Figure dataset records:
____________

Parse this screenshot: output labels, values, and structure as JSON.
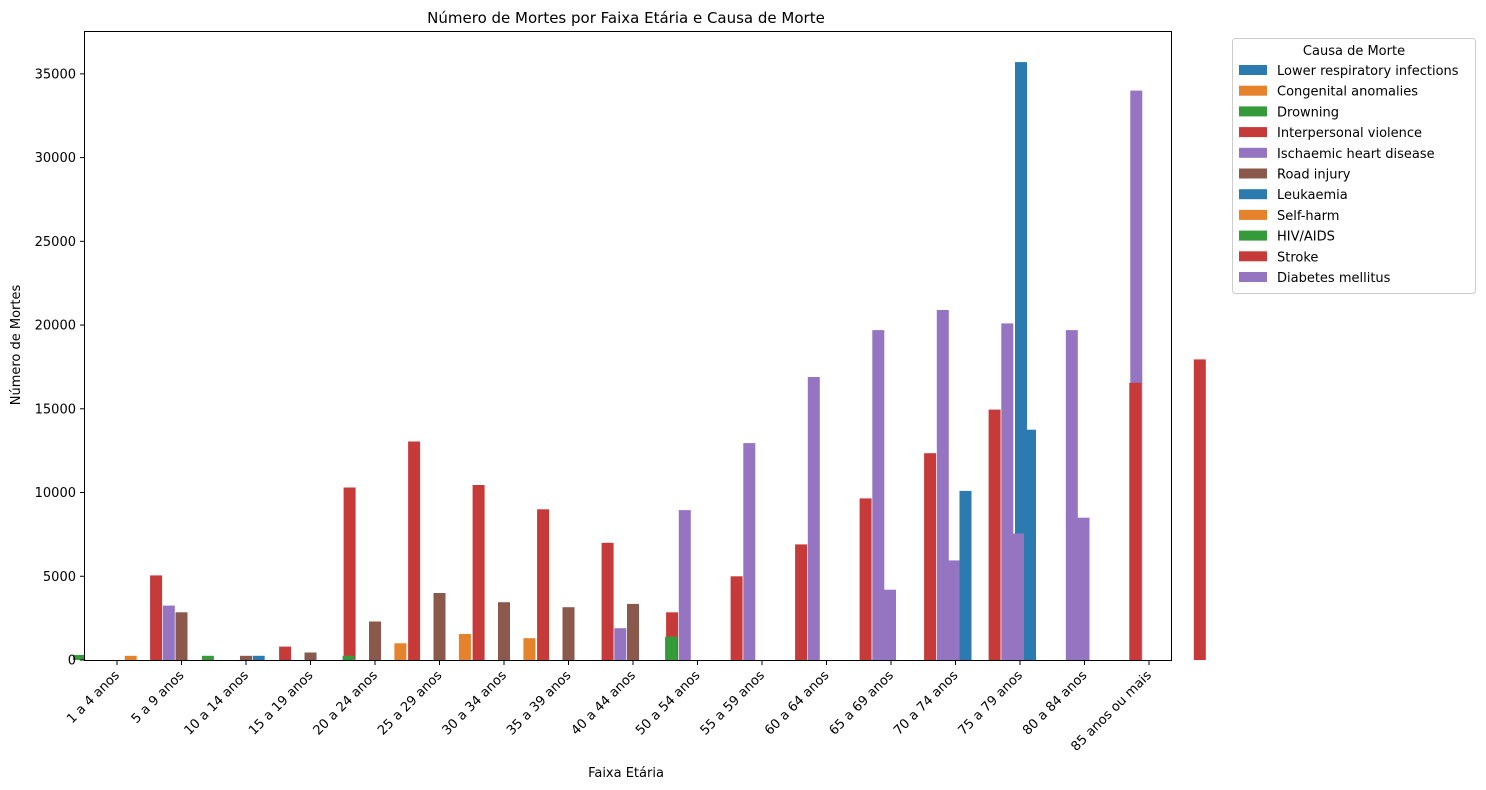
{
  "chart_data": {
    "type": "bar",
    "title": "Número de Mortes por Faixa Etária e Causa de Morte",
    "xlabel": "Faixa Etária",
    "ylabel": "Número de Mortes",
    "ylim": [
      0,
      37500
    ],
    "yticks": [
      0,
      5000,
      10000,
      15000,
      20000,
      25000,
      30000,
      35000
    ],
    "grid": false,
    "legend_title": "Causa de Morte",
    "legend_position": "outside-top-right",
    "categories": [
      "1 a 4 anos",
      "5 a 9 anos",
      "10 a 14 anos",
      "15 a 19 anos",
      "20 a 24 anos",
      "25 a 29 anos",
      "30 a 34 anos",
      "35 a 39 anos",
      "40 a 44 anos",
      "50 a 54 anos",
      "55 a 59 anos",
      "60 a 64 anos",
      "65 a 69 anos",
      "70 a 74 anos",
      "75 a 79 anos",
      "80 a 84 anos",
      "85 anos ou mais"
    ],
    "series": [
      {
        "name": "Lower respiratory infections",
        "color": "#2c7bb0",
        "values": [
          null,
          null,
          null,
          null,
          null,
          null,
          null,
          null,
          null,
          null,
          null,
          null,
          null,
          null,
          null,
          35700,
          null
        ]
      },
      {
        "name": "Congenital anomalies",
        "color": "#e6822b",
        "values": [
          null,
          250,
          null,
          null,
          null,
          null,
          null,
          null,
          null,
          null,
          null,
          null,
          null,
          null,
          null,
          null,
          null
        ]
      },
      {
        "name": "Drowning",
        "color": "#359b3a",
        "values": [
          300,
          null,
          250,
          null,
          null,
          null,
          null,
          null,
          null,
          null,
          null,
          null,
          null,
          null,
          null,
          null,
          null
        ]
      },
      {
        "name": "Interpersonal violence",
        "color": "#c73a3a",
        "values": [
          null,
          5050,
          null,
          800,
          10300,
          13050,
          10450,
          9000,
          7000,
          2850,
          5000,
          6900,
          9650,
          12350,
          14950,
          null,
          null
        ]
      },
      {
        "name": "Ischaemic heart disease",
        "color": "#9574c1",
        "values": [
          null,
          3250,
          null,
          null,
          null,
          null,
          null,
          null,
          1900,
          8950,
          12950,
          16900,
          19700,
          20900,
          20100,
          19700,
          34000
        ]
      },
      {
        "name": "Road injury",
        "color": "#8a594c",
        "values": [
          null,
          2850,
          250,
          450,
          2300,
          4000,
          3450,
          3150,
          3350,
          null,
          null,
          null,
          null,
          null,
          null,
          null,
          null
        ]
      },
      {
        "name": "Leukaemia",
        "color": "#2c7bb0",
        "values": [
          null,
          null,
          250,
          null,
          null,
          null,
          null,
          null,
          null,
          null,
          null,
          null,
          null,
          null,
          null,
          null,
          null
        ]
      },
      {
        "name": "Self-harm",
        "color": "#e6822b",
        "values": [
          null,
          null,
          null,
          null,
          1000,
          1550,
          1300,
          null,
          null,
          null,
          null,
          null,
          null,
          null,
          null,
          null,
          null
        ]
      },
      {
        "name": "HIV/AIDS",
        "color": "#359b3a",
        "values": [
          null,
          null,
          null,
          250,
          null,
          null,
          null,
          null,
          1400,
          null,
          null,
          null,
          null,
          null,
          null,
          null,
          null
        ]
      },
      {
        "name": "Stroke",
        "color": "#c73a3a",
        "values": [
          null,
          null,
          null,
          null,
          null,
          null,
          null,
          null,
          null,
          null,
          null,
          null,
          null,
          null,
          null,
          16550,
          17950
        ]
      },
      {
        "name": "Diabetes mellitus",
        "color": "#9574c1",
        "values": [
          null,
          null,
          null,
          null,
          null,
          null,
          null,
          null,
          null,
          null,
          null,
          4200,
          5950,
          7550,
          8500,
          null,
          null
        ]
      }
    ],
    "extra_bars": [
      {
        "category": "70 a 74 anos",
        "series": "Lower respiratory infections",
        "value": 10100
      },
      {
        "category": "75 a 79 anos",
        "series": "Lower respiratory infections",
        "value": 13750
      }
    ]
  }
}
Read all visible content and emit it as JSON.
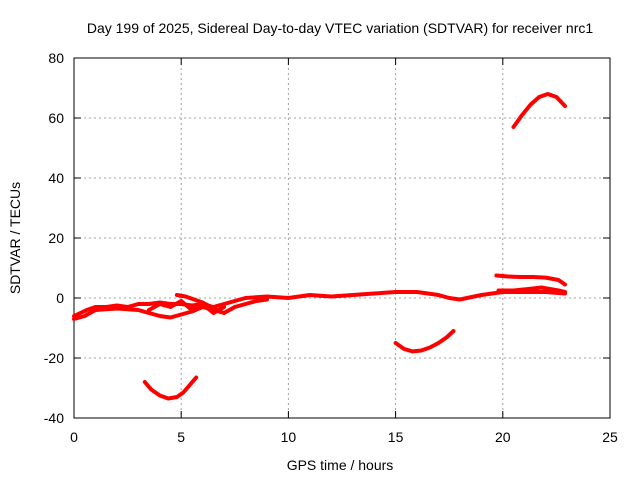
{
  "chart_data": {
    "type": "line",
    "title": "Day 199 of 2025, Sidereal Day-to-day VTEC variation (SDTVAR) for receiver nrc1",
    "xlabel": "GPS time / hours",
    "ylabel": "SDTVAR / TECUs",
    "xlim": [
      0,
      25
    ],
    "ylim": [
      -40,
      80
    ],
    "xticks": [
      0,
      5,
      10,
      15,
      20,
      25
    ],
    "yticks": [
      -40,
      -20,
      0,
      20,
      40,
      60,
      80
    ],
    "grid": true,
    "series_color": "#ff0000",
    "series": [
      {
        "name": "arc-main-upper",
        "x": [
          0.0,
          0.3,
          0.6,
          1.0,
          1.5,
          2.0,
          2.5,
          3.0,
          3.5,
          4.0,
          4.5,
          5.0,
          5.5,
          6.0,
          6.5,
          7.0,
          7.5,
          8.0,
          9.0,
          10.0,
          11.0,
          12.0,
          13.0,
          14.0,
          15.0,
          16.0,
          16.5,
          17.0,
          17.5,
          18.0,
          19.0,
          20.0,
          21.0,
          22.0,
          22.9
        ],
        "y": [
          -6,
          -5,
          -4,
          -3,
          -3,
          -2.5,
          -3,
          -2,
          -2,
          -1.5,
          -2,
          -2,
          -2.5,
          -2,
          -3,
          -2,
          -1,
          0,
          0.5,
          0,
          1,
          0.5,
          1,
          1.5,
          2,
          2,
          1.5,
          1,
          0,
          -0.5,
          1,
          2,
          2,
          2,
          1.5
        ]
      },
      {
        "name": "arc-main-lower",
        "x": [
          0.0,
          0.5,
          1.0,
          2.0,
          3.0,
          3.5,
          4.0,
          4.5,
          5.0,
          5.5,
          6.0,
          6.5,
          7.0,
          7.5,
          8.0,
          8.5,
          9.0
        ],
        "y": [
          -7,
          -6,
          -4,
          -3.5,
          -4,
          -5,
          -6,
          -6.5,
          -5.5,
          -4.5,
          -3,
          -4,
          -5,
          -3,
          -2,
          -1,
          -0.5
        ]
      },
      {
        "name": "arc-tangle",
        "x": [
          3.5,
          4.0,
          4.5,
          5.0,
          5.5,
          6.0,
          6.5,
          7.0
        ],
        "y": [
          -4,
          -2,
          -3,
          -1,
          -4,
          -2,
          -5,
          -3
        ]
      },
      {
        "name": "arc-hump",
        "x": [
          4.8,
          5.2,
          5.6,
          6.0,
          6.4,
          6.8
        ],
        "y": [
          1,
          0.5,
          -0.5,
          -1.5,
          -3,
          -4.5
        ]
      },
      {
        "name": "arc-plateau-top",
        "x": [
          19.7,
          20.2,
          20.8,
          21.4,
          22.0,
          22.6,
          22.9
        ],
        "y": [
          7.5,
          7.2,
          7.0,
          7.0,
          6.8,
          6.0,
          4.5
        ]
      },
      {
        "name": "arc-plateau-mid",
        "x": [
          19.8,
          20.5,
          21.2,
          21.8,
          22.2,
          22.6,
          22.9
        ],
        "y": [
          2.5,
          2.5,
          3.0,
          3.5,
          3.0,
          2.5,
          2.0
        ]
      },
      {
        "name": "arc-dip-1",
        "x": [
          3.3,
          3.6,
          4.0,
          4.4,
          4.8,
          5.1,
          5.4,
          5.7
        ],
        "y": [
          -28,
          -30.5,
          -32.5,
          -33.5,
          -33,
          -31.5,
          -29,
          -26.5
        ]
      },
      {
        "name": "arc-dip-2",
        "x": [
          15.0,
          15.4,
          15.8,
          16.2,
          16.6,
          17.0,
          17.4,
          17.7
        ],
        "y": [
          -15,
          -17,
          -17.8,
          -17.5,
          -16.5,
          -15,
          -13,
          -11
        ]
      },
      {
        "name": "arc-peak",
        "x": [
          20.5,
          20.9,
          21.3,
          21.7,
          22.1,
          22.5,
          22.9
        ],
        "y": [
          57,
          61,
          64.5,
          67,
          68,
          67,
          64
        ]
      }
    ]
  }
}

____________

Return the lines of the records that include the string "main".

• [Output below]
        "name": "arc-main-upper",
        "name": "arc-main-lower",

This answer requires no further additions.